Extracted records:
## Start

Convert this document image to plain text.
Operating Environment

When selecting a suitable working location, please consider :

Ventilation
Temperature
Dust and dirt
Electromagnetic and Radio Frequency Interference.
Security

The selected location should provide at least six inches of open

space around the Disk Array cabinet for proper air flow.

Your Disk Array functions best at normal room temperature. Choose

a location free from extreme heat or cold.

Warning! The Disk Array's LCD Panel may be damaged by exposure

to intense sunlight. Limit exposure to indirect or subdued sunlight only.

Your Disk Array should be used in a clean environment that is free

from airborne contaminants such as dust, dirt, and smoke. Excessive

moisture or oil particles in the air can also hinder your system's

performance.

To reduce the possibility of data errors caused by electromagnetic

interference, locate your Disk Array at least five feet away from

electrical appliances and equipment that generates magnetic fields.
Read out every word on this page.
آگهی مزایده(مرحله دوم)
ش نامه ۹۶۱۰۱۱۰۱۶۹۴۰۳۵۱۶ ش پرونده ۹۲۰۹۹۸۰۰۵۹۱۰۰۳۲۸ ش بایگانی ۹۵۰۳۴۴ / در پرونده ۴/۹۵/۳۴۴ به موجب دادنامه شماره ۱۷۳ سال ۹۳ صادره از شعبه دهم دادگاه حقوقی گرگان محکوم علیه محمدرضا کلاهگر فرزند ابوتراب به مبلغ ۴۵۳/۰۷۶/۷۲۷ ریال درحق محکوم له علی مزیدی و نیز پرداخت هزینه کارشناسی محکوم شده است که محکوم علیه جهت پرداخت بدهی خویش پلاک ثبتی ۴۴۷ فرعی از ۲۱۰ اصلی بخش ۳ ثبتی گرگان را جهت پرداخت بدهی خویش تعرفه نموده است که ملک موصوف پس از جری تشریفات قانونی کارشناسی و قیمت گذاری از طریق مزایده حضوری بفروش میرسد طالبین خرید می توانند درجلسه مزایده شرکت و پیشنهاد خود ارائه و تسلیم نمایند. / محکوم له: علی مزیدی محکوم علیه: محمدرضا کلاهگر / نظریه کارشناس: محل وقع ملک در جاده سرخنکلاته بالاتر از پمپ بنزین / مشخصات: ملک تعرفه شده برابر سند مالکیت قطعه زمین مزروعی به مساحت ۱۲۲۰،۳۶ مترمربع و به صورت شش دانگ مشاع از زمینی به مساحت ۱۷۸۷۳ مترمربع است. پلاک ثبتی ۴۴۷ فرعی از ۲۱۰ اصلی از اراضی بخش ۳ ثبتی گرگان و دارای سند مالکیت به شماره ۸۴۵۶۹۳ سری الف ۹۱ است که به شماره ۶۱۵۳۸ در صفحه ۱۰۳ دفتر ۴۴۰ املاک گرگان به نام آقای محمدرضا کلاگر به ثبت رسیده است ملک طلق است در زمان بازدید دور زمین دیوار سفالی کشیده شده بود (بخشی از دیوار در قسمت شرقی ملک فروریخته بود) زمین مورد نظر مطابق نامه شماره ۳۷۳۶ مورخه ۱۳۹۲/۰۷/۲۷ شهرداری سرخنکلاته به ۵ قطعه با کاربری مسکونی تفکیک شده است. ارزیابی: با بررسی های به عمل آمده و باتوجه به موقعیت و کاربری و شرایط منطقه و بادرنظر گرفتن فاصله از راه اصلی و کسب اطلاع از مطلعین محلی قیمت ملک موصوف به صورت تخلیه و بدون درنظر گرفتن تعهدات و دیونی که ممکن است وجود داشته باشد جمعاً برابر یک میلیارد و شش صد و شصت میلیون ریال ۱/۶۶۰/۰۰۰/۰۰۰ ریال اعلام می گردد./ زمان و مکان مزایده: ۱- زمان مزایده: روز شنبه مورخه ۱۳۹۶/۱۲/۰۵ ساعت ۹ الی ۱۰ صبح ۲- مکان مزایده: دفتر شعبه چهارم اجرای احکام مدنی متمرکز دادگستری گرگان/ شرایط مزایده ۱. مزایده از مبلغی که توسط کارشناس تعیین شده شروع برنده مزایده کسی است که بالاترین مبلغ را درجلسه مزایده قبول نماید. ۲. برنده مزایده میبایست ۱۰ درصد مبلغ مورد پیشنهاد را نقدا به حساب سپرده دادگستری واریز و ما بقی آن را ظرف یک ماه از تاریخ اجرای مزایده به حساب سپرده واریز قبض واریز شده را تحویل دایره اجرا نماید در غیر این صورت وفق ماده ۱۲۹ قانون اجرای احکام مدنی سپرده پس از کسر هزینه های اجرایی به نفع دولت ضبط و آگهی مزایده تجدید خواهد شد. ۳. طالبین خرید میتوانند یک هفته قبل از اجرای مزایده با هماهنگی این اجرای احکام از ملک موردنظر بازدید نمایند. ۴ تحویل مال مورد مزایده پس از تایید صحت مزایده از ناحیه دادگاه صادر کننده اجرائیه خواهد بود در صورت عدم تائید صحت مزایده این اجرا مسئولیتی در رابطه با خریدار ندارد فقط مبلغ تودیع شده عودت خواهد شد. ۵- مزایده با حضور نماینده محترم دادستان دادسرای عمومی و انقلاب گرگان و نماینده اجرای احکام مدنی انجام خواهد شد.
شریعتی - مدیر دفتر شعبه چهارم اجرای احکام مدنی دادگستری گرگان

## End

#### Your objective:
Hand back the material above in full, exactly as written.

#### The result:
Convert this document image to plain text.
Operating Environment

When selecting a suitable working location, please consider :

Ventilation
Temperature
Dust and dirt
Electromagnetic and Radio Frequency Interference.
Security

The selected location should provide at least six inches of open

space around the Disk Array cabinet for proper air flow.

Your Disk Array functions best at normal room temperature. Choose

a location free from extreme heat or cold.

Warning! The Disk Array's LCD Panel may be damaged by exposure

to intense sunlight. Limit exposure to indirect or subdued sunlight only.

Your Disk Array should be used in a clean environment that is free

from airborne contaminants such as dust, dirt, and smoke. Excessive

moisture or oil particles in the air can also hinder your system's

performance.

To reduce the possibility of data errors caused by electromagnetic

interference, locate your Disk Array at least five feet away from

electrical appliances and equipment that generates magnetic fields.
Read out every word on this page.
آگهی مزایده(مرحله دوم)
ش نامه ۹۶۱۰۱۱۰۱۶۹۴۰۳۵۱۶ ش پرونده ۹۲۰۹۹۸۰۰۵۹۱۰۰۳۲۸ ش بایگانی ۹۵۰۳۴۴ / در پرونده ۴/۹۵/۳۴۴ به موجب دادنامه شماره ۱۷۳ سال ۹۳ صادره از شعبه دهم دادگاه حقوقی گرگان محکوم علیه محمدرضا کلاهگر فرزند ابوتراب به مبلغ ۴۵۳/۰۷۶/۷۲۷ ریال درحق محکوم له علی مزیدی و نیز پرداخت هزینه کارشناسی محکوم شده است که محکوم علیه جهت پرداخت بدهی خویش پلاک ثبتی ۴۴۷ فرعی از ۲۱۰ اصلی بخش ۳ ثبتی گرگان را جهت پرداخت بدهی خویش تعرفه نموده است که ملک موصوف پس از جری تشریفات قانونی کارشناسی و قیمت گذاری از طریق مزایده حضوری بفروش میرسد طالبین خرید می توانند درجلسه مزایده شرکت و پیشنهاد خود ارائه و تسلیم نمایند. / محکوم له: علی مزیدی محکوم علیه: محمدرضا کلاهگر / نظریه کارشناس: محل وقع ملک در جاده سرخنکلاته بالاتر از پمپ بنزین / مشخصات: ملک تعرفه شده برابر سند مالکیت قطعه زمین مزروعی به مساحت ۱۲۲۰،۳۶ مترمربع و به صورت شش دانگ مشاع از زمینی به مساحت ۱۷۸۷۳ مترمربع است. پلاک ثبتی ۴۴۷ فرعی از ۲۱۰ اصلی از اراضی بخش ۳ ثبتی گرگان و دارای سند مالکیت به شماره ۸۴۵۶۹۳ سری الف ۹۱ است که به شماره ۶۱۵۳۸ در صفحه ۱۰۳ دفتر ۴۴۰ املاک گرگان به نام آقای محمدرضا کلاگر به ثبت رسیده است ملک طلق است در زمان بازدید دور زمین دیوار سفالی کشیده شده بود (بخشی از دیوار در قسمت شرقی ملک فروریخته بود) زمین مورد نظر مطابق نامه شماره ۳۷۳۶ مورخه ۱۳۹۲/۰۷/۲۷ شهرداری سرخنکلاته به ۵ قطعه با کاربری مسکونی تفکیک شده است. ارزیابی: با بررسی های به عمل آمده و باتوجه به موقعیت و کاربری و شرایط منطقه و بادرنظر گرفتن فاصله از راه اصلی و کسب اطلاع از مطلعین محلی قیمت ملک موصوف به صورت تخلیه و بدون درنظر گرفتن تعهدات و دیونی که ممکن است وجود داشته باشد جمعاً برابر یک میلیارد و شش صد و شصت میلیون ریال ۱/۶۶۰/۰۰۰/۰۰۰ ریال اعلام می گردد./ زمان و مکان مزایده: ۱- زمان مزایده: روز شنبه مورخه ۱۳۹۶/۱۲/۰۵ ساعت ۹ الی ۱۰ صبح ۲- مکان مزایده: دفتر شعبه چهارم اجرای احکام مدنی متمرکز دادگستری گرگان/ شرایط مزایده ۱. مزایده از مبلغی که توسط کارشناس تعیین شده شروع برنده مزایده کسی است که بالاترین مبلغ را درجلسه مزایده قبول نماید. ۲. برنده مزایده میبایست ۱۰ درصد مبلغ مورد پیشنهاد را نقدا به حساب سپرده دادگستری واریز و ما بقی آن را ظرف یک ماه از تاریخ اجرای مزایده به حساب سپرده واریز قبض واریز شده را تحویل دایره اجرا نماید در غیر این صورت وفق ماده ۱۲۹ قانون اجرای احکام مدنی سپرده پس از کسر هزینه های اجرایی به نفع دولت ضبط و آگهی مزایده تجدید خواهد شد. ۳. طالبین خرید میتوانند یک هفته قبل از اجرای مزایده با هماهنگی این اجرای احکام از ملک موردنظر بازدید نمایند. ۴ تحویل مال مورد مزایده پس از تایید صحت مزایده از ناحیه دادگاه صادر کننده اجرائیه خواهد بود در صورت عدم تائید صحت مزایده این اجرا مسئولیتی در رابطه با خریدار ندارد فقط مبلغ تودیع شده عودت خواهد شد. ۵- مزایده با حضور نماینده محترم دادستان دادسرای عمومی و انقلاب گرگان و نماینده اجرای احکام مدنی انجام خواهد شد.
شریعتی - مدیر دفتر شعبه چهارم اجرای احکام مدنی دادگستری گرگان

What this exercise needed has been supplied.